▶ _課題 A_: 原文のうち、「医療法人の理事について説明してください」という語句を含むところで始まり「を兼任することはできません。」で終わる部分を、そのまま書き写してください。
▶ _課題 B_: 原文の「理事とは」で始まる段落を、主な事実を残して短い箇条書きに書き直してください。

▶ _原文_:
- - - -

医療法人の理事について説明してください

 

理事とは、医療法人の機関のひとつである理事会を構成する役員のことです。理事会は理事によって構成され、最高意思決定機関である社員総会により決定された基本事項に基づき、より具体的に業務の執行の内容を決定します。理事は社員総会で選任され、理事会のメンバ一として経営に参画しますが、経理担当理事などとして日常の業務に携わることが可能です。理事は理事会という機関で、法人の意思決定に基づく事実上の職務執行の権限を持ち、法人の常務を処理することとなります。よって、これらの権限を実行できるだけの能力を有していることが必要条件です。未成年者でも理事になることはできますが、実質的な実務の執行権限を有するかどうかは慎重に判断しなければなりません。また、開設するすべての病院や診療所、介護老人保健施設の管理者(院長等)は原則理事とすることになっています。これは、医療施設において医療業務について実質的責任を有している医師、または歯科医師である管理者の意向を医療法人の運営に正しく反映させることにより、医療施設の経営を適正にさせることを目的として定められたものです。ただし、医療法人の意思決定の最高機関は社員総会であり、社員総会において議決権や選挙権を持つのは社員だけです。理事には社員総会の議決権1を付与する必要はなく、理事を必ず社員にする必要もありません。また、成年被後見人または被保佐人は理事には就任できなく、医療法、医師法、歯科医師法その他医事に関する法令の規定により現在および過去2年間違反していない方、禁錮以上の刑に処せられて、刑を執行されているか執行猶予期間中でない方も不可能です。さらに、監事にはその職性から理事を兼任することはできません。

- - - -

[構造化ページ解析データ]
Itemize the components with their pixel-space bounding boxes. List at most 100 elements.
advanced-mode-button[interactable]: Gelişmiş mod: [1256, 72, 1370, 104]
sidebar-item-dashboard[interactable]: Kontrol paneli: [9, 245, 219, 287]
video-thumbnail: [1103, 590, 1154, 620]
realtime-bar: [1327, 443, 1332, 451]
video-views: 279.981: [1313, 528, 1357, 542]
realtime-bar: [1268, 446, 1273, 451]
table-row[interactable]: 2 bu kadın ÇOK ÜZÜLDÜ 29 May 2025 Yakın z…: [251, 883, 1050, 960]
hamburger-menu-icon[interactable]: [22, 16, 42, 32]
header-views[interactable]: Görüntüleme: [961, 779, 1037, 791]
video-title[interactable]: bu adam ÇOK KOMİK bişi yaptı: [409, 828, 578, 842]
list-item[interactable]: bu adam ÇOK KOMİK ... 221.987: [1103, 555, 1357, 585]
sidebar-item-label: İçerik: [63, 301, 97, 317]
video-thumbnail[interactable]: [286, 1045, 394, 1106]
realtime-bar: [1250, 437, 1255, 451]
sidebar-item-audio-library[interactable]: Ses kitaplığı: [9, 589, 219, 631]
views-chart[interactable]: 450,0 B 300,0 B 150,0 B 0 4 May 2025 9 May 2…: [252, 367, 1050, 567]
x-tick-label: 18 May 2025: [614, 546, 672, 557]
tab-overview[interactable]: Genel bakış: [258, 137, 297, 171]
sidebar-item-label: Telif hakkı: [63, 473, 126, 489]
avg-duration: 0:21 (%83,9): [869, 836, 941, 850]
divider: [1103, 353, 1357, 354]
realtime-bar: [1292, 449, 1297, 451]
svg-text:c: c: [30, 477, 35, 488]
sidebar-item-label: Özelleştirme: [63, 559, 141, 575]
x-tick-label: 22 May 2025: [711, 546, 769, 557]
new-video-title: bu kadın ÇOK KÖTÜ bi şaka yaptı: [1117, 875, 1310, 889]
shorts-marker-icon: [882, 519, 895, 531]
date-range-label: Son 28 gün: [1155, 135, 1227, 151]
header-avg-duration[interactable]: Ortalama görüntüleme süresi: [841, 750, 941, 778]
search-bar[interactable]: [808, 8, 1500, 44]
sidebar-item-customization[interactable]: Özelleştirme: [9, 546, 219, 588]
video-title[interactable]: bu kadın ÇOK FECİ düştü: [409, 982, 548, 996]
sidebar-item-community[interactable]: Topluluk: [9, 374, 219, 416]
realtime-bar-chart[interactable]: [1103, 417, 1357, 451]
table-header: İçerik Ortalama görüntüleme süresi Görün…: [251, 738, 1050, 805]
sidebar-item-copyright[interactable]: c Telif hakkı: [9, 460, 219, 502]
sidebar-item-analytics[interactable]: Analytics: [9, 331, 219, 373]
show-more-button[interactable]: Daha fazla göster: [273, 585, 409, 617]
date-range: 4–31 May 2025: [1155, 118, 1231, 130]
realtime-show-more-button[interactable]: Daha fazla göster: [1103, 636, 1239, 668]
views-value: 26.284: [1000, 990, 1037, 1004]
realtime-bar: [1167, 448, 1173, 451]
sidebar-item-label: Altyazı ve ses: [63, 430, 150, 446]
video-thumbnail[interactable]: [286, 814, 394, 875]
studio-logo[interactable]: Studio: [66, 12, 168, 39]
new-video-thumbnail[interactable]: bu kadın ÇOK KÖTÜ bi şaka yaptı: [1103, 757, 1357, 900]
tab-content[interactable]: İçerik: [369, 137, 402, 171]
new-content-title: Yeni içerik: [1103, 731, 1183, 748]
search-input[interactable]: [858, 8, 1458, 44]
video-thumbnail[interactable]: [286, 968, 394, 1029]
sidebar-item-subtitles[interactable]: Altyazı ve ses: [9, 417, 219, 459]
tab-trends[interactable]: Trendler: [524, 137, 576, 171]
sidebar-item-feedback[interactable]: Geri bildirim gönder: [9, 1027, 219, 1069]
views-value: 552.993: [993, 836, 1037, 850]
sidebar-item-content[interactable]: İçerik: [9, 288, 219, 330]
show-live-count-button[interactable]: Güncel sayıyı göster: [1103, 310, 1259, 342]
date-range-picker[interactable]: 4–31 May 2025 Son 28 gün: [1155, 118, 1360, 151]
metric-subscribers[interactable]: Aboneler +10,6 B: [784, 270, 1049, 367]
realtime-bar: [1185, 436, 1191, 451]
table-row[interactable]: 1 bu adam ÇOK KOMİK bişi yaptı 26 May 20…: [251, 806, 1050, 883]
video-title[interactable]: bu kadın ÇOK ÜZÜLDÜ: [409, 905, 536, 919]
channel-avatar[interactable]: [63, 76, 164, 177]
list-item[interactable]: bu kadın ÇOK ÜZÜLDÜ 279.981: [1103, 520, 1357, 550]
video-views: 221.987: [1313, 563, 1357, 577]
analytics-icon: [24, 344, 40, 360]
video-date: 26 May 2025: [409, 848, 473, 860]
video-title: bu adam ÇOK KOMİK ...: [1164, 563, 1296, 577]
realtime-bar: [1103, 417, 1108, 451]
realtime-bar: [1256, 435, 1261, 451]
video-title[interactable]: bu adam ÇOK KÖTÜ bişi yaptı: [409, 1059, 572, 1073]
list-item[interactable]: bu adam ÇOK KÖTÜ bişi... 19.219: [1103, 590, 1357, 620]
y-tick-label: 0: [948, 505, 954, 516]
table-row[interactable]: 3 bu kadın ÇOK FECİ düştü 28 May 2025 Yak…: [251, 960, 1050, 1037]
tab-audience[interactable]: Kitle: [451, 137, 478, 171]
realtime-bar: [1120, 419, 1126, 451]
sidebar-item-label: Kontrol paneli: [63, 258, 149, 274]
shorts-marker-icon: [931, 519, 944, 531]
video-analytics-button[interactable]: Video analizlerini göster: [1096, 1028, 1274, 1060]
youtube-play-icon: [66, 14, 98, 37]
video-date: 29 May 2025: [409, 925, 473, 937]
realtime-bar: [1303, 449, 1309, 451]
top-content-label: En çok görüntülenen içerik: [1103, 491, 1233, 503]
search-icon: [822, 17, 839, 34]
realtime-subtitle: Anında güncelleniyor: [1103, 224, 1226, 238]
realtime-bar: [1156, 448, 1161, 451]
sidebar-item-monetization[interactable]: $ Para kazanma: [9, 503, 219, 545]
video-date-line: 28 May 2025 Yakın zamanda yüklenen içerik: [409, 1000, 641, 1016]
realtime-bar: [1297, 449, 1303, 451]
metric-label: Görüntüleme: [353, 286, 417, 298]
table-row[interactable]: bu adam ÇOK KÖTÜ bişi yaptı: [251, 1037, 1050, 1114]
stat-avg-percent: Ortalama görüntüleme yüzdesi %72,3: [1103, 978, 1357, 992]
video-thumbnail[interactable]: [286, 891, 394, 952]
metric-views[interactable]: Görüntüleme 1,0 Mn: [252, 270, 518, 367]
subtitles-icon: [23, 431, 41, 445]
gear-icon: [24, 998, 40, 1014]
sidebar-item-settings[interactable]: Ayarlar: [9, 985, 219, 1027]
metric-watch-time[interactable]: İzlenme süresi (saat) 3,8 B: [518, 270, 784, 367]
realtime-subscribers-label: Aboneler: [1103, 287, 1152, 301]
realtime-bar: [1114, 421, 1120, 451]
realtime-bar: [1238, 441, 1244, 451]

- - - -

▶ _解答 A_:
医療法人の理事について説明してください

 

理事とは、医療法人の機関のひとつである理事会を構成する役員のことです。理事会は理事によって構成され、最高意思決定機関である社員総会により決定された基本事項に基づき、より具体的に業務の執行の内容を決定します。理事は社員総会で選任され、理事会のメンバ一として経営に参画しますが、経理担当理事などとして日常の業務に携わることが可能です。理事は理事会という機関で、法人の意思決定に基づく事実上の職務執行の権限を持ち、法人の常務を処理することとなります。よって、これらの権限を実行できるだけの能力を有していることが必要条件です。未成年者でも理事になることはできますが、実質的な実務の執行権限を有するかどうかは慎重に判断しなければなりません。また、開設するすべての病院や診療所、介護老人保健施設の管理者(院長等)は原則理事とすることになっています。これは、医療施設において医療業務について実質的責任を有している医師、または歯科医師である管理者の意向を医療法人の運営に正しく反映させることにより、医療施設の経営を適正にさせることを目的として定められたものです。ただし、医療法人の意思決定の最高機関は社員総会であり、社員総会において議決権や選挙権を持つのは社員だけです。理事には社員総会の議決権1を付与する必要はなく、理事を必ず社員にする必要もありません。また、成年被後見人または被保佐人は理事には就任できなく、医療法、医師法、歯科医師法その他医事に関する法令の規定により現在および過去2年間違反していない方、禁錮以上の刑に処せられて、刑を執行されているか執行猶予期間中でない方も不可能です。さらに、監事にはその職性から理事を兼任することはできません。

▶ _解答 B_:
- 理事は医療法人の理事会を構成する役員で、社員総会で選任される。
- 理事会は、社員総会が決めた基本事項に基づき、業務執行の内容を具体的に決める。
- 理事は経営に参画し、経理担当理事などとして日常業務にも携われる。法人の常務を処理するため、その権限を実行できる能力が必要である。
- 未成年者も理事になれるが、実質的な執行権限を持つかどうかは慎重に判断する。
- 病院・診療所・介護老人保健施設の管理者(院長等)は原則として理事とする。医師・歯科医師である管理者の意向を法人運営に反映させ、経営を適正にするためである。
- 最高意思決定機関は社員総会で、議決権や選挙権を持つのは社員だけである。理事に議決権を与える必要も、理事を社員にする必要もない。
- 成年被後見人・被保佐人は理事になれない。医事に関する法令への違反や禁錮以上の刑に関する条件に当たる者も就任できない。
- 監事は理事を兼任できない。